• **Problem details**: Pull out every line from the line containing "OCR this image." through the end of the material, both ends included, and reproduce it exactly. Keep pictures out.

• **Data excerpts**:

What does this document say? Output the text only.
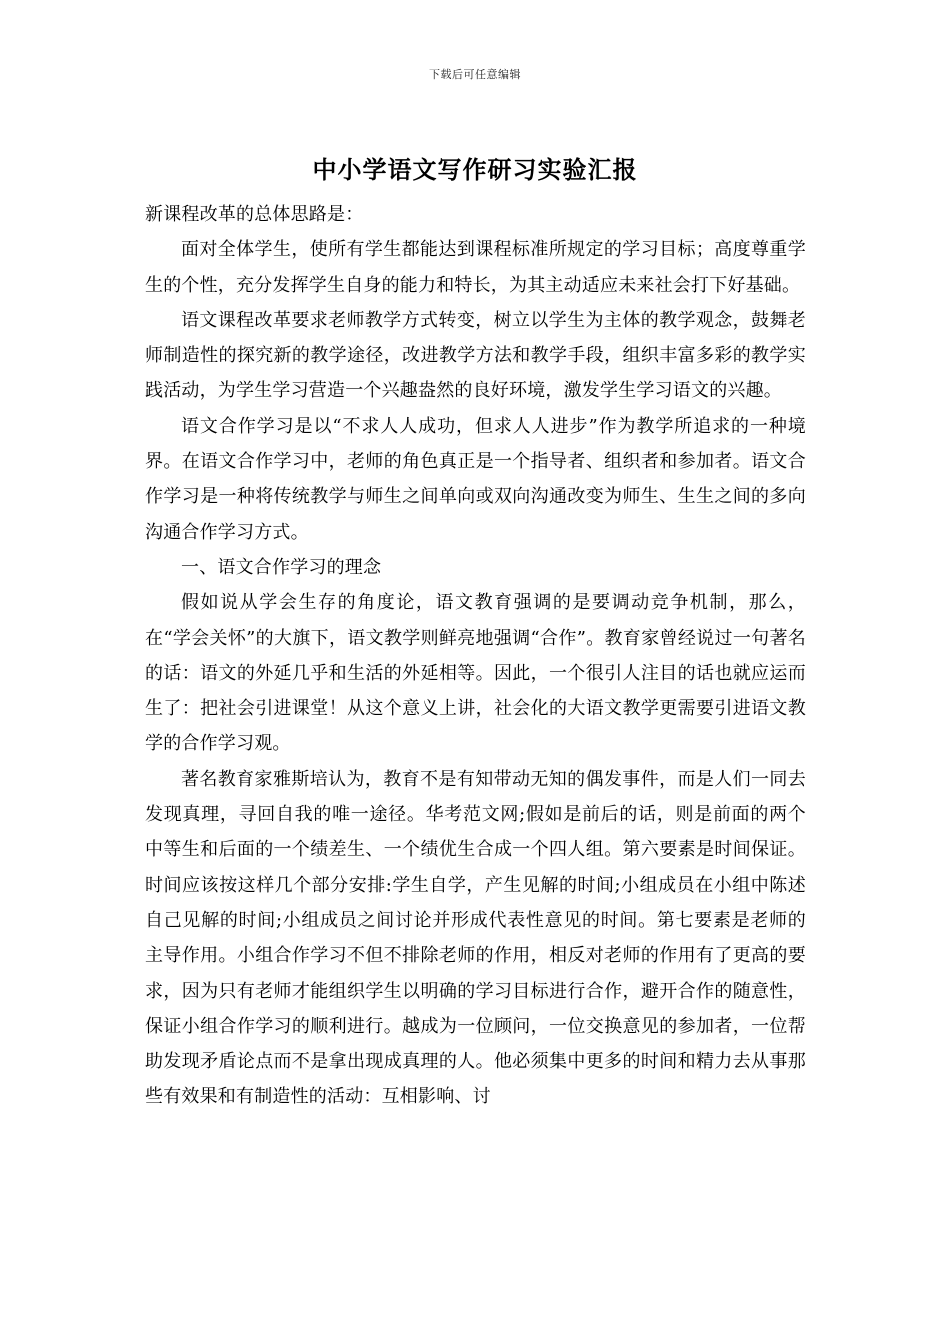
下载后可任意编辑
中小学语文写作研习实验汇报

新课程改革的总体思路是：

面对全体学生，使所有学生都能达到课程标准所规定的学习目标；高度尊重学生的个性，充分发挥学生自身的能力和特长，为其主动适应未来社会打下好基础。

语文课程改革要求老师教学方式转变，树立以学生为主体的教学观念，鼓舞老师制造性的探究新的教学途径，改进教学方法和教学手段，组织丰富多彩的教学实践活动，为学生学习营造一个兴趣盎然的良好环境，激发学生学习语文的兴趣。

语文合作学习是以“不求人人成功，但求人人进步”作为教学所追求的一种境界。在语文合作学习中，老师的角色真正是一个指导者、组织者和参加者。语文合作学习是一种将传统教学与师生之间单向或双向沟通改变为师生、生生之间的多向沟通合作学习方式。

一、语文合作学习的理念

假如说从学会生存的角度论，语文教育强调的是要调动竞争机制，那么，在“学会关怀”的大旗下，语文教学则鲜亮地强调“合作”。教育家曾经说过一句著名的话：语文的外延几乎和生活的外延相等。因此，一个很引人注目的话也就应运而生了：把社会引进课堂！从这个意义上讲，社会化的大语文教学更需要引进语文教学的合作学习观。

著名教育家雅斯培认为，教育不是有知带动无知的偶发事件，而是人们一同去发现真理，寻回自我的唯一途径。华考范文网;假如是前后的话，则是前面的两个中等生和后面的一个绩差生、一个绩优生合成一个四人组。第六要素是时间保证。时间应该按这样几个部分安排:学生自学，产生见解的时间;小组成员在小组中陈述自己见解的时间;小组成员之间讨论并形成代表性意见的时间。第七要素是老师的主导作用。小组合作学习不但不排除老师的作用，相反对老师的作用有了更高的要求，因为只有老师才能组织学生以明确的学习目标进行合作，避开合作的随意性，保证小组合作学习的顺利进行。越成为一位顾问，一位交换意见的参加者，一位帮助发现矛盾论点而不是拿出现成真理的人。他必须集中更多的时间和精力去从事那些有效果和有制造性的活动：互相影响、讨
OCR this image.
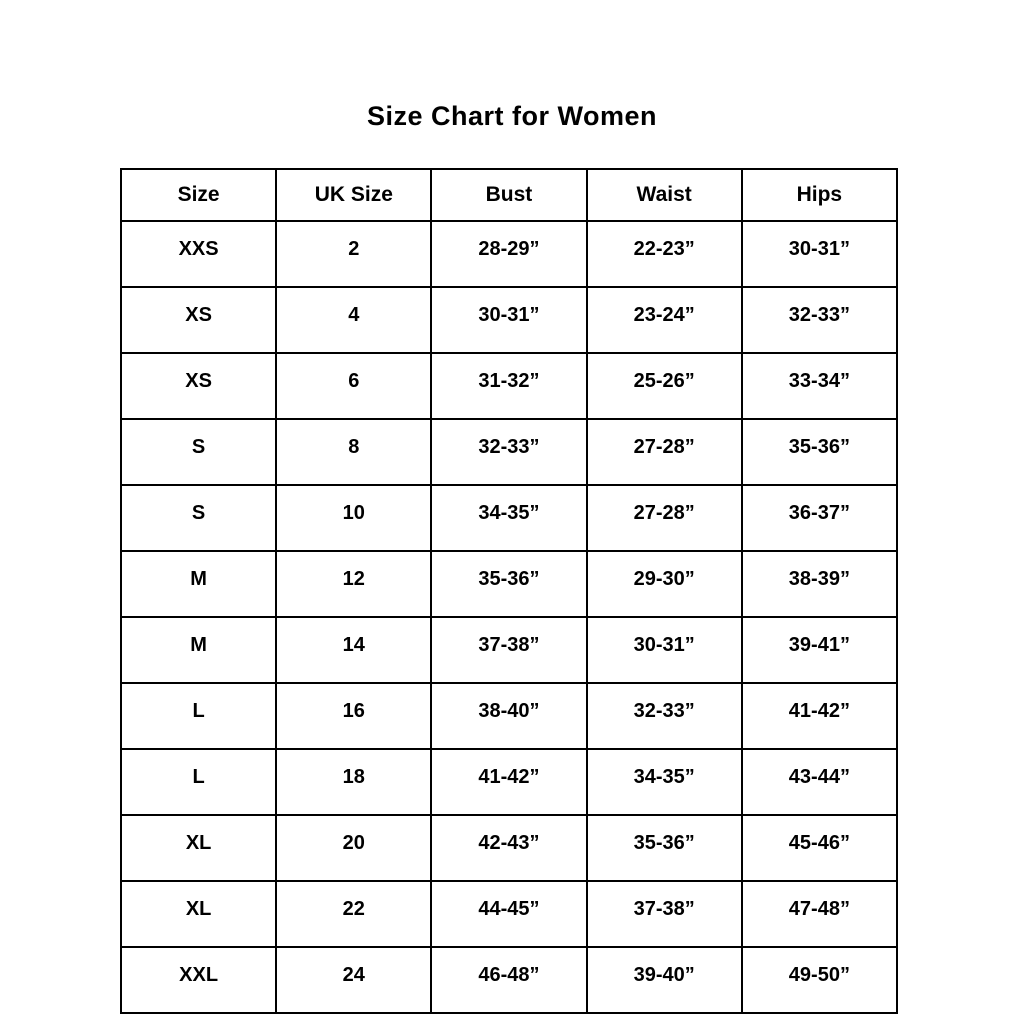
Size Chart for Women
Size	UK Size	Bust	Waist	Hips
XXS	2	28-29”	22-23”	30-31”
XS	4	30-31”	23-24”	32-33”
XS	6	31-32”	25-26”	33-34”
S	8	32-33”	27-28”	35-36”
S	10	34-35”	27-28”	36-37”
M	12	35-36”	29-30”	38-39”
M	14	37-38”	30-31”	39-41”
L	16	38-40”	32-33”	41-42”
L	18	41-42”	34-35”	43-44”
XL	20	42-43”	35-36”	45-46”
XL	22	44-45”	37-38”	47-48”
XXL	24	46-48”	39-40”	49-50”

• **Solution**:
OCR this image.
Size Chart for Women
Size	UK Size	Bust	Waist	Hips
XXS	2	28-29”	22-23”	30-31”
XS	4	30-31”	23-24”	32-33”
XS	6	31-32”	25-26”	33-34”
S	8	32-33”	27-28”	35-36”
S	10	34-35”	27-28”	36-37”
M	12	35-36”	29-30”	38-39”
M	14	37-38”	30-31”	39-41”
L	16	38-40”	32-33”	41-42”
L	18	41-42”	34-35”	43-44”
XL	20	42-43”	35-36”	45-46”
XL	22	44-45”	37-38”	47-48”
XXL	24	46-48”	39-40”	49-50”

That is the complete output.